■ **SHORT TASK**:
Extract all lines that hold "name" from the records below.
— start of WORKING DATA —
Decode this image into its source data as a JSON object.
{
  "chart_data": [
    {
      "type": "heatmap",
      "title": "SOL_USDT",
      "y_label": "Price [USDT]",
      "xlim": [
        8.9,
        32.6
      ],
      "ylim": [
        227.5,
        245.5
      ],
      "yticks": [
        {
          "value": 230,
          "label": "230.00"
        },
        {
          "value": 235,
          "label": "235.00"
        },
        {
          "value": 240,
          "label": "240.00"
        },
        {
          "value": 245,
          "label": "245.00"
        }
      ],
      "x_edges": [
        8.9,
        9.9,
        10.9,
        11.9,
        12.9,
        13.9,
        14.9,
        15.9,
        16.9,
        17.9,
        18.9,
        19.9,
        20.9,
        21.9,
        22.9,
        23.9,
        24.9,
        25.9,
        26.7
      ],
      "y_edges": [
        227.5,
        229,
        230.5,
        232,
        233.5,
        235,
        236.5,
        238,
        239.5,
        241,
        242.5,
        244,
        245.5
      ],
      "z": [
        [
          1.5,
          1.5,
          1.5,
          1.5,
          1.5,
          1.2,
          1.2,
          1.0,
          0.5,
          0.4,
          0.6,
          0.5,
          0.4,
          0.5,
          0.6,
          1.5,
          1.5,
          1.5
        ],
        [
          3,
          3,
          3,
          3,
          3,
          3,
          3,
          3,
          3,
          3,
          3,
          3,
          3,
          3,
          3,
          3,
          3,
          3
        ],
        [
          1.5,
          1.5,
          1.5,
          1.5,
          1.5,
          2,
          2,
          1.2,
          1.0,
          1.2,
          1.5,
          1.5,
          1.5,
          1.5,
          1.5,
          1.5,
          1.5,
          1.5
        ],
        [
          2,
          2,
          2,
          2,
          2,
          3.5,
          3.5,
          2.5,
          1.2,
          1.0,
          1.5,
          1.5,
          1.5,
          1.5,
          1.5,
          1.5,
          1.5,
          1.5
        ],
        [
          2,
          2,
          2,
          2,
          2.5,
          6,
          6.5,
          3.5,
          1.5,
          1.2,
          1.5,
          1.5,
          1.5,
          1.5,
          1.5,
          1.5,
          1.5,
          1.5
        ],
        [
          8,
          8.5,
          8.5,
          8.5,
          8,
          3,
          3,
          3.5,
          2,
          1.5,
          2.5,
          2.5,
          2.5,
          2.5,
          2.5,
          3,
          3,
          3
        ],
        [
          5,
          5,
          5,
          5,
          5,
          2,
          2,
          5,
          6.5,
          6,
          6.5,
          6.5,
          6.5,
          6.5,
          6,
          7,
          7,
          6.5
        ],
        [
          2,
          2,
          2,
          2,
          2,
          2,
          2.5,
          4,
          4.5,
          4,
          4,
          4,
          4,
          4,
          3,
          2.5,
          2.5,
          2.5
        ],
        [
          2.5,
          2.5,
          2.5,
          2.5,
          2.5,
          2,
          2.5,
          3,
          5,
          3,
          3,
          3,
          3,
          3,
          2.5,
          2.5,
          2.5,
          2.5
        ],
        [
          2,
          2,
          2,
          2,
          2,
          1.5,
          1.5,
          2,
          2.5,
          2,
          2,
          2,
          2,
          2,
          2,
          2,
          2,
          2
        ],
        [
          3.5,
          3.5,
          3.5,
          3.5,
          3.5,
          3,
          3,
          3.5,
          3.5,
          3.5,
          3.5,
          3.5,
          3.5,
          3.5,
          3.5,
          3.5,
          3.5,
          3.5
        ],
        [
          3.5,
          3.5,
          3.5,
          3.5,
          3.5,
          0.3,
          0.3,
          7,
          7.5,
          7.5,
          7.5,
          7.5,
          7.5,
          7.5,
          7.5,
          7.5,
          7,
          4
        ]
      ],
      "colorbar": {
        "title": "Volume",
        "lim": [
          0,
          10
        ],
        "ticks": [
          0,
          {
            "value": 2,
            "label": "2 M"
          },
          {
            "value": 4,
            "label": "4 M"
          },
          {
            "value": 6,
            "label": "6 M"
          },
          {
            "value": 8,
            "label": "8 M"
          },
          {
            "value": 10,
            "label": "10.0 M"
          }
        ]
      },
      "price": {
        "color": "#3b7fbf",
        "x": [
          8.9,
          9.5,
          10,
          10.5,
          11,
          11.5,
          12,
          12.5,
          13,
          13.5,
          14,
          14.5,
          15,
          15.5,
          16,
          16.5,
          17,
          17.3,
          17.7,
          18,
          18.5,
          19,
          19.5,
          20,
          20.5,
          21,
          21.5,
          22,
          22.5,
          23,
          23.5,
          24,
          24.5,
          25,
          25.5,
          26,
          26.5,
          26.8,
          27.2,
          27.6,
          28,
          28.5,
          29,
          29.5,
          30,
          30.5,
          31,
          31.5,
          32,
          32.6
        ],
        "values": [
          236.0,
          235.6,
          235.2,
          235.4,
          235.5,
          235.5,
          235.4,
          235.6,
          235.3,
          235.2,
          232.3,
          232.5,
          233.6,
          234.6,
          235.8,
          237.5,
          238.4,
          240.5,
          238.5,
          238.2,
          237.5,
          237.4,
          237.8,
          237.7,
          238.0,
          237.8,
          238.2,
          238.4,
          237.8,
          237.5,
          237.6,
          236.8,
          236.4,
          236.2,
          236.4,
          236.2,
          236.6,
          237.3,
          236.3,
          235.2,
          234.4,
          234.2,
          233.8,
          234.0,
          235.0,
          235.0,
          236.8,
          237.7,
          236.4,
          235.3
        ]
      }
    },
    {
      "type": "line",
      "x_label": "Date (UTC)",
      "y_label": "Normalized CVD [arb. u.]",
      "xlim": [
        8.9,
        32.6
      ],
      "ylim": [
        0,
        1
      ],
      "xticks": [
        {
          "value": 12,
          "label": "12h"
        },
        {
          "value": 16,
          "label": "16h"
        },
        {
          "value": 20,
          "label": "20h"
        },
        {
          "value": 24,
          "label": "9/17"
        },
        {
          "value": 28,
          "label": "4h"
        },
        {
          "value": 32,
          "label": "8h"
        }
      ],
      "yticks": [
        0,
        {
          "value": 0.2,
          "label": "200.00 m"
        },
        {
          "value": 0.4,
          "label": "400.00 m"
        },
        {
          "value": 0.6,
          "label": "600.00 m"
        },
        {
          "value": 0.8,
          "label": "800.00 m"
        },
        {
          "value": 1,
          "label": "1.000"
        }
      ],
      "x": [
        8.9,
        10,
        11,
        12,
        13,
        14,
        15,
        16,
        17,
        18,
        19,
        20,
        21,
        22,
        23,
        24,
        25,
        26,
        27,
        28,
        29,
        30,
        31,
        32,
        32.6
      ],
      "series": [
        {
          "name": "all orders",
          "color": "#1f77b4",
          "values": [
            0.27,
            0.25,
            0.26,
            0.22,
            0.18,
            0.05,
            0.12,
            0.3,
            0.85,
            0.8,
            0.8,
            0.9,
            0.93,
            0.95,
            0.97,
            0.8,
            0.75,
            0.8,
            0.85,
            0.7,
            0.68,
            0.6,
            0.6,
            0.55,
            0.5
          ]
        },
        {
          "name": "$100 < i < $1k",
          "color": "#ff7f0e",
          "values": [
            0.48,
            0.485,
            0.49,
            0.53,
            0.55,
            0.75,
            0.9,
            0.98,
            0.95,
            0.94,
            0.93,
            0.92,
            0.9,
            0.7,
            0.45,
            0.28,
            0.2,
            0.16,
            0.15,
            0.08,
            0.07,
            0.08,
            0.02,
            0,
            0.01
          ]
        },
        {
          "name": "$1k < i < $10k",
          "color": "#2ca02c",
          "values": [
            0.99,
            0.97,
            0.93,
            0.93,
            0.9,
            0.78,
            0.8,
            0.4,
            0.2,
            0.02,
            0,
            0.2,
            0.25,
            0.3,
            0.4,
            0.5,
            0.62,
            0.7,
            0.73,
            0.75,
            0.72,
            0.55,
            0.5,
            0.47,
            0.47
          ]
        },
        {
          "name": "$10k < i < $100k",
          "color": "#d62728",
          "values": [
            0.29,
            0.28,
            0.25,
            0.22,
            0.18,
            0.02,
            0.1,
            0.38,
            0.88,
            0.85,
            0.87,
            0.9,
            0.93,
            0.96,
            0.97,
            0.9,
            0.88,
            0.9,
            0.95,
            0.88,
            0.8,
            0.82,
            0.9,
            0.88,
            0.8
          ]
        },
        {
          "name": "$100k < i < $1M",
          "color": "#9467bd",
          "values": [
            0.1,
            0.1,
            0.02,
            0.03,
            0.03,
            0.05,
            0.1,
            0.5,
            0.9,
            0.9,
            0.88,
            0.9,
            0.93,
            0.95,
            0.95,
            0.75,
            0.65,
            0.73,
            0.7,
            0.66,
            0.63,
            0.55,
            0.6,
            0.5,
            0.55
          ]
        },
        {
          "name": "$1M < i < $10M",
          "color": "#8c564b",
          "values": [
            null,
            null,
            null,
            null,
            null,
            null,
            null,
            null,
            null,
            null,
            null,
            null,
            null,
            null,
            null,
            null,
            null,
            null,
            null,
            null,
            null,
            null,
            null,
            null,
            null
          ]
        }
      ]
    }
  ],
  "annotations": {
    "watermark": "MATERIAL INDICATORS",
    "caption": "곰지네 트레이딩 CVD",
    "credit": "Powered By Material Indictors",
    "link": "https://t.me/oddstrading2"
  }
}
— end of WORKING DATA —
■ **TASK RESPONSE**:
          "name": "all orders",
          "name": "$100 < i < $1k",
          "name": "$1k < i < $10k",
          "name": "$10k < i < $100k",
          "name": "$100k < i < $1M",
          "name": "$1M < i < $10M",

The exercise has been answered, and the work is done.